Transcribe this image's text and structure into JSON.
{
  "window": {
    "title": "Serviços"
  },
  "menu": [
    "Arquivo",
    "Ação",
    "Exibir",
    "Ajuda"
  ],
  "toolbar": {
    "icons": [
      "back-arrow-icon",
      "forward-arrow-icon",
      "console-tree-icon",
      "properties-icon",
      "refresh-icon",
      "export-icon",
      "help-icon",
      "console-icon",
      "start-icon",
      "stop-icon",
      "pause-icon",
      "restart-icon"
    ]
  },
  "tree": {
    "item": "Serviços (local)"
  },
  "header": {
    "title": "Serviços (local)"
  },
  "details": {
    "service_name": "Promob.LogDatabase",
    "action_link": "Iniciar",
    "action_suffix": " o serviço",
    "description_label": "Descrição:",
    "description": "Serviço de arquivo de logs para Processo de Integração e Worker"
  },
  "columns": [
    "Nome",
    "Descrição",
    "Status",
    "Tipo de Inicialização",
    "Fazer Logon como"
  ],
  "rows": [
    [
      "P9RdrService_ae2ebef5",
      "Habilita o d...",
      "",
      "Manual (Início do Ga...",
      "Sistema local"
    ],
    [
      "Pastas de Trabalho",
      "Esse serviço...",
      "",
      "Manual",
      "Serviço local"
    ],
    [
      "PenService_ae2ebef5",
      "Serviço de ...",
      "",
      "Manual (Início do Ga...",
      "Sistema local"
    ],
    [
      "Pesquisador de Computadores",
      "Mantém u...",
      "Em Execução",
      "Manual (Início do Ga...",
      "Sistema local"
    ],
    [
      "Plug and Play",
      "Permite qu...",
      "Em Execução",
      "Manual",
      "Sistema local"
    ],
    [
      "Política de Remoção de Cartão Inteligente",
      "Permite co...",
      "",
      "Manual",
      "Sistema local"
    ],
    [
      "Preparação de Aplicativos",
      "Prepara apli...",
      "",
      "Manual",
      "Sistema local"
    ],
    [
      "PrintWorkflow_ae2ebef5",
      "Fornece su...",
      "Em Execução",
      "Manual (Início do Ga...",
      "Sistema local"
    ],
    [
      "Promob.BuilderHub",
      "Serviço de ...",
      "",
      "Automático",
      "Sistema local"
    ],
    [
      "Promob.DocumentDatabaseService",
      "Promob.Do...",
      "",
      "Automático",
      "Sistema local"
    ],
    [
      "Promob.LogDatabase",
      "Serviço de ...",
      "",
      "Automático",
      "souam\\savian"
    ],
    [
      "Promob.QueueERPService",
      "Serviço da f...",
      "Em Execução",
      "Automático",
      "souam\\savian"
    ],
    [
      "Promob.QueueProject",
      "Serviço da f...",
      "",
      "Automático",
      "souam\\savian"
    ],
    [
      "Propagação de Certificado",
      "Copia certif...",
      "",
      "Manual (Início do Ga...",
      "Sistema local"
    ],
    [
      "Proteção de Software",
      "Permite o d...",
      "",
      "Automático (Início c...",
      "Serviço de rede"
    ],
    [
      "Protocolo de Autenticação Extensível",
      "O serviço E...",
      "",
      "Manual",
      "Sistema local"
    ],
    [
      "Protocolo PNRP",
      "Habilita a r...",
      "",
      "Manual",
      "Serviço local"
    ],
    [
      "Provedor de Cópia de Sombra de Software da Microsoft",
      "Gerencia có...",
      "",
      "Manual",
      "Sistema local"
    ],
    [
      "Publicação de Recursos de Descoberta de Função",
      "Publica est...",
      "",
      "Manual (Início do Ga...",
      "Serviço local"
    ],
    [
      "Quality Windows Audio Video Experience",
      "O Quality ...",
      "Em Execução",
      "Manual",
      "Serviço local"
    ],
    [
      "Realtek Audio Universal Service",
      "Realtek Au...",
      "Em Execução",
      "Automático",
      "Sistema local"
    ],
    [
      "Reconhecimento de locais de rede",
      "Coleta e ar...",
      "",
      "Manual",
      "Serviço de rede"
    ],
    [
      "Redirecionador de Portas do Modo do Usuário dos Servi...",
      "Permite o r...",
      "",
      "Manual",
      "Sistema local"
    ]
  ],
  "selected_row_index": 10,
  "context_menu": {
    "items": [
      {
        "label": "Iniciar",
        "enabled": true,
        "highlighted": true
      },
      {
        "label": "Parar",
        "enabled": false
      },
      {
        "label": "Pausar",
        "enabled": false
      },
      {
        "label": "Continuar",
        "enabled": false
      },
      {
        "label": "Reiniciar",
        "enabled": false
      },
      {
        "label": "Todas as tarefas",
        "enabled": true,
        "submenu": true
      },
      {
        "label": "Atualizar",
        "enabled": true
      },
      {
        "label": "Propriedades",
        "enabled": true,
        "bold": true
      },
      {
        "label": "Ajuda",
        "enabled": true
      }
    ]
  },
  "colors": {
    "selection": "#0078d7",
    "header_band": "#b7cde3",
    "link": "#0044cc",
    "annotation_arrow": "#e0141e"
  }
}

--

**Work instructions:** Please reproduce every line of the material word for word.

**The reply:**
Transcribe this image's text and structure into JSON.
{
  "window": {
    "title": "Serviços"
  },
  "menu": [
    "Arquivo",
    "Ação",
    "Exibir",
    "Ajuda"
  ],
  "toolbar": {
    "icons": [
      "back-arrow-icon",
      "forward-arrow-icon",
      "console-tree-icon",
      "properties-icon",
      "refresh-icon",
      "export-icon",
      "help-icon",
      "console-icon",
      "start-icon",
      "stop-icon",
      "pause-icon",
      "restart-icon"
    ]
  },
  "tree": {
    "item": "Serviços (local)"
  },
  "header": {
    "title": "Serviços (local)"
  },
  "details": {
    "service_name": "Promob.LogDatabase",
    "action_link": "Iniciar",
    "action_suffix": " o serviço",
    "description_label": "Descrição:",
    "description": "Serviço de arquivo de logs para Processo de Integração e Worker"
  },
  "columns": [
    "Nome",
    "Descrição",
    "Status",
    "Tipo de Inicialização",
    "Fazer Logon como"
  ],
  "rows": [
    [
      "P9RdrService_ae2ebef5",
      "Habilita o d...",
      "",
      "Manual (Início do Ga...",
      "Sistema local"
    ],
    [
      "Pastas de Trabalho",
      "Esse serviço...",
      "",
      "Manual",
      "Serviço local"
    ],
    [
      "PenService_ae2ebef5",
      "Serviço de ...",
      "",
      "Manual (Início do Ga...",
      "Sistema local"
    ],
    [
      "Pesquisador de Computadores",
      "Mantém u...",
      "Em Execução",
      "Manual (Início do Ga...",
      "Sistema local"
    ],
    [
      "Plug and Play",
      "Permite qu...",
      "Em Execução",
      "Manual",
      "Sistema local"
    ],
    [
      "Política de Remoção de Cartão Inteligente",
      "Permite co...",
      "",
      "Manual",
      "Sistema local"
    ],
    [
      "Preparação de Aplicativos",
      "Prepara apli...",
      "",
      "Manual",
      "Sistema local"
    ],
    [
      "PrintWorkflow_ae2ebef5",
      "Fornece su...",
      "Em Execução",
      "Manual (Início do Ga...",
      "Sistema local"
    ],
    [
      "Promob.BuilderHub",
      "Serviço de ...",
      "",
      "Automático",
      "Sistema local"
    ],
    [
      "Promob.DocumentDatabaseService",
      "Promob.Do...",
      "",
      "Automático",
      "Sistema local"
    ],
    [
      "Promob.LogDatabase",
      "Serviço de ...",
      "",
      "Automático",
      "souam\\savian"
    ],
    [
      "Promob.QueueERPService",
      "Serviço da f...",
      "Em Execução",
      "Automático",
      "souam\\savian"
    ],
    [
      "Promob.QueueProject",
      "Serviço da f...",
      "",
      "Automático",
      "souam\\savian"
    ],
    [
      "Propagação de Certificado",
      "Copia certif...",
      "",
      "Manual (Início do Ga...",
      "Sistema local"
    ],
    [
      "Proteção de Software",
      "Permite o d...",
      "",
      "Automático (Início c...",
      "Serviço de rede"
    ],
    [
      "Protocolo de Autenticação Extensível",
      "O serviço E...",
      "",
      "Manual",
      "Sistema local"
    ],
    [
      "Protocolo PNRP",
      "Habilita a r...",
      "",
      "Manual",
      "Serviço local"
    ],
    [
      "Provedor de Cópia de Sombra de Software da Microsoft",
      "Gerencia có...",
      "",
      "Manual",
      "Sistema local"
    ],
    [
      "Publicação de Recursos de Descoberta de Função",
      "Publica est...",
      "",
      "Manual (Início do Ga...",
      "Serviço local"
    ],
    [
      "Quality Windows Audio Video Experience",
      "O Quality ...",
      "Em Execução",
      "Manual",
      "Serviço local"
    ],
    [
      "Realtek Audio Universal Service",
      "Realtek Au...",
      "Em Execução",
      "Automático",
      "Sistema local"
    ],
    [
      "Reconhecimento de locais de rede",
      "Coleta e ar...",
      "",
      "Manual",
      "Serviço de rede"
    ],
    [
      "Redirecionador de Portas do Modo do Usuário dos Servi...",
      "Permite o r...",
      "",
      "Manual",
      "Sistema local"
    ]
  ],
  "selected_row_index": 10,
  "context_menu": {
    "items": [
      {
        "label": "Iniciar",
        "enabled": true,
        "highlighted": true
      },
      {
        "label": "Parar",
        "enabled": false
      },
      {
        "label": "Pausar",
        "enabled": false
      },
      {
        "label": "Continuar",
        "enabled": false
      },
      {
        "label": "Reiniciar",
        "enabled": false
      },
      {
        "label": "Todas as tarefas",
        "enabled": true,
        "submenu": true
      },
      {
        "label": "Atualizar",
        "enabled": true
      },
      {
        "label": "Propriedades",
        "enabled": true,
        "bold": true
      },
      {
        "label": "Ajuda",
        "enabled": true
      }
    ]
  },
  "colors": {
    "selection": "#0078d7",
    "header_band": "#b7cde3",
    "link": "#0044cc",
    "annotation_arrow": "#e0141e"
  }
}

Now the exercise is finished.